## DATA SHOWN
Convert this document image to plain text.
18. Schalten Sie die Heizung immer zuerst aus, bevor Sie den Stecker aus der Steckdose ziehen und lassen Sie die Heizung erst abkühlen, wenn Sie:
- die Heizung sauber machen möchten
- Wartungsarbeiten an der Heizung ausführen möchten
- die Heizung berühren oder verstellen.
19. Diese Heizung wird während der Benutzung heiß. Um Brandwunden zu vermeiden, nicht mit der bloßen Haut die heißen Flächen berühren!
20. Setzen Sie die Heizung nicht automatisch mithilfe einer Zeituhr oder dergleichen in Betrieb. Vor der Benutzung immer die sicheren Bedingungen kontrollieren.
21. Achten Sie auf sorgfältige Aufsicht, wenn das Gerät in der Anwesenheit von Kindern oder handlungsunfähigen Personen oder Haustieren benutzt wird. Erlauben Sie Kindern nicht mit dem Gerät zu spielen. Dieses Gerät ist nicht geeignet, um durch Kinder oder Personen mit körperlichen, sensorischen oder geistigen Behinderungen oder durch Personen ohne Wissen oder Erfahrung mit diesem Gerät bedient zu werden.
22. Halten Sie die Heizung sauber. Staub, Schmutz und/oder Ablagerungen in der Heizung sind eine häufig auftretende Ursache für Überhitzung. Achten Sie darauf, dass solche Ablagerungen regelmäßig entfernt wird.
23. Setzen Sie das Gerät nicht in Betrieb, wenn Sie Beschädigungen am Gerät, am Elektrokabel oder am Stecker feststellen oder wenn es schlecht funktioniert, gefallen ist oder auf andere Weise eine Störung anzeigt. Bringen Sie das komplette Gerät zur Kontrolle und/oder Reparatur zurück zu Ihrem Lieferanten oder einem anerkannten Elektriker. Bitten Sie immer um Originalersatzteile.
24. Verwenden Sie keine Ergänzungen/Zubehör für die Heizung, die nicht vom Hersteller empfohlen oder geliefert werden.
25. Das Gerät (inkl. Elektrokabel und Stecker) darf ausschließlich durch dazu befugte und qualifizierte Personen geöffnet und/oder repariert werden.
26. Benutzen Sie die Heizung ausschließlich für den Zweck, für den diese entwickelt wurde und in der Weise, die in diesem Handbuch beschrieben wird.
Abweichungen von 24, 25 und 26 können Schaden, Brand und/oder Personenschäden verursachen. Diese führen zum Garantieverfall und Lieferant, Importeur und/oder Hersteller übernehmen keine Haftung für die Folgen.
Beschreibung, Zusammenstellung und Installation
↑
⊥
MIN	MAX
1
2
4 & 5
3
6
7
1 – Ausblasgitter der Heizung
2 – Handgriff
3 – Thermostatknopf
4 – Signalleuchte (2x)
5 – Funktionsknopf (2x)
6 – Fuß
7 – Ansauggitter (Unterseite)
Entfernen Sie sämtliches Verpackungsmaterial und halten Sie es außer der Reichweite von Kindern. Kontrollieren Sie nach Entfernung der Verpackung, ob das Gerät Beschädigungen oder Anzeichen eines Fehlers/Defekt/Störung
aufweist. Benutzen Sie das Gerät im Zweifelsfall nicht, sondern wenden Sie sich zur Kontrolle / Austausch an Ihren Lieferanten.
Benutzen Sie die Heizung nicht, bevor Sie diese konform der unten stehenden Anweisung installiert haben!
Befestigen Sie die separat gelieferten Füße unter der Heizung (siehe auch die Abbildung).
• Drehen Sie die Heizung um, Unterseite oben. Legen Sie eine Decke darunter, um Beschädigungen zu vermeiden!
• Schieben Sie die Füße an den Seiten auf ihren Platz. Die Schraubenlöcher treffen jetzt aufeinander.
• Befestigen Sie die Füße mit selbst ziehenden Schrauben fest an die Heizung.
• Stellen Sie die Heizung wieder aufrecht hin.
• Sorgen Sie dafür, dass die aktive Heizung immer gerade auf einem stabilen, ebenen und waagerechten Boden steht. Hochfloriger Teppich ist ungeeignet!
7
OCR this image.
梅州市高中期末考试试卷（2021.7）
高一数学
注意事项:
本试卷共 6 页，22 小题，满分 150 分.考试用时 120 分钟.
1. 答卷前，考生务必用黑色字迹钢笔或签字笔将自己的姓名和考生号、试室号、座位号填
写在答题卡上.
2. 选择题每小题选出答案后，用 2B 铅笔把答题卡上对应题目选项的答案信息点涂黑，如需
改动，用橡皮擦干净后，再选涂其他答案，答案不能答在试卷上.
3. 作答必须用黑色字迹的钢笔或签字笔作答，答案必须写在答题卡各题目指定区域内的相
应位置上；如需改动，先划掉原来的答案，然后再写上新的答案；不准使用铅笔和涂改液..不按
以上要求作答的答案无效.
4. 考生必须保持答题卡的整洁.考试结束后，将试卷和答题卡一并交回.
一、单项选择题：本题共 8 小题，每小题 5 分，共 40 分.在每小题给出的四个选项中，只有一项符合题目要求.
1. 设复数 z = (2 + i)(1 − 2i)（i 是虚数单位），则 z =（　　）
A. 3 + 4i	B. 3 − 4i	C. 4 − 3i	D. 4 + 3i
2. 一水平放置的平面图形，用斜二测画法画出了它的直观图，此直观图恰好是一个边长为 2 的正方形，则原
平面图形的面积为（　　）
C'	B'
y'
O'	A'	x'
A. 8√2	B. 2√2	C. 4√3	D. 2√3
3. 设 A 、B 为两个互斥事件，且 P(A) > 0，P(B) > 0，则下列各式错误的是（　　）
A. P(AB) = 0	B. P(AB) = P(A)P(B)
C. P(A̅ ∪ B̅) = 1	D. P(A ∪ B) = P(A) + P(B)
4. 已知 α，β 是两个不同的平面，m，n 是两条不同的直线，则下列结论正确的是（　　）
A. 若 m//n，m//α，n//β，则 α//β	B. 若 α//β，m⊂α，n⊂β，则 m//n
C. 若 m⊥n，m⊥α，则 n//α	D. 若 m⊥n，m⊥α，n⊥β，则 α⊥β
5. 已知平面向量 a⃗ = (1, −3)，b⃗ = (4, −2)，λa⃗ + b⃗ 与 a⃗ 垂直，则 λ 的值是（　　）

## CHALLENGE
Extract, unchanged, the closing run of lines that opens with the line containing "OCR this image." and ends with the last line.

## RESULT
OCR this image.
梅州市高中期末考试试卷（2021.7）
高一数学
注意事项:
本试卷共 6 页，22 小题，满分 150 分.考试用时 120 分钟.
1. 答卷前，考生务必用黑色字迹钢笔或签字笔将自己的姓名和考生号、试室号、座位号填
写在答题卡上.
2. 选择题每小题选出答案后，用 2B 铅笔把答题卡上对应题目选项的答案信息点涂黑，如需
改动，用橡皮擦干净后，再选涂其他答案，答案不能答在试卷上.
3. 作答必须用黑色字迹的钢笔或签字笔作答，答案必须写在答题卡各题目指定区域内的相
应位置上；如需改动，先划掉原来的答案，然后再写上新的答案；不准使用铅笔和涂改液..不按
以上要求作答的答案无效.
4. 考生必须保持答题卡的整洁.考试结束后，将试卷和答题卡一并交回.
一、单项选择题：本题共 8 小题，每小题 5 分，共 40 分.在每小题给出的四个选项中，只有一项符合题目要求.
1. 设复数 z = (2 + i)(1 − 2i)（i 是虚数单位），则 z =（　　）
A. 3 + 4i	B. 3 − 4i	C. 4 − 3i	D. 4 + 3i
2. 一水平放置的平面图形，用斜二测画法画出了它的直观图，此直观图恰好是一个边长为 2 的正方形，则原
平面图形的面积为（　　）
C'	B'
y'
O'	A'	x'
A. 8√2	B. 2√2	C. 4√3	D. 2√3
3. 设 A 、B 为两个互斥事件，且 P(A) > 0，P(B) > 0，则下列各式错误的是（　　）
A. P(AB) = 0	B. P(AB) = P(A)P(B)
C. P(A̅ ∪ B̅) = 1	D. P(A ∪ B) = P(A) + P(B)
4. 已知 α，β 是两个不同的平面，m，n 是两条不同的直线，则下列结论正确的是（　　）
A. 若 m//n，m//α，n//β，则 α//β	B. 若 α//β，m⊂α，n⊂β，则 m//n
C. 若 m⊥n，m⊥α，则 n//α	D. 若 m⊥n，m⊥α，n⊥β，则 α⊥β
5. 已知平面向量 a⃗ = (1, −3)，b⃗ = (4, −2)，λa⃗ + b⃗ 与 a⃗ 垂直，则 λ 的值是（　　）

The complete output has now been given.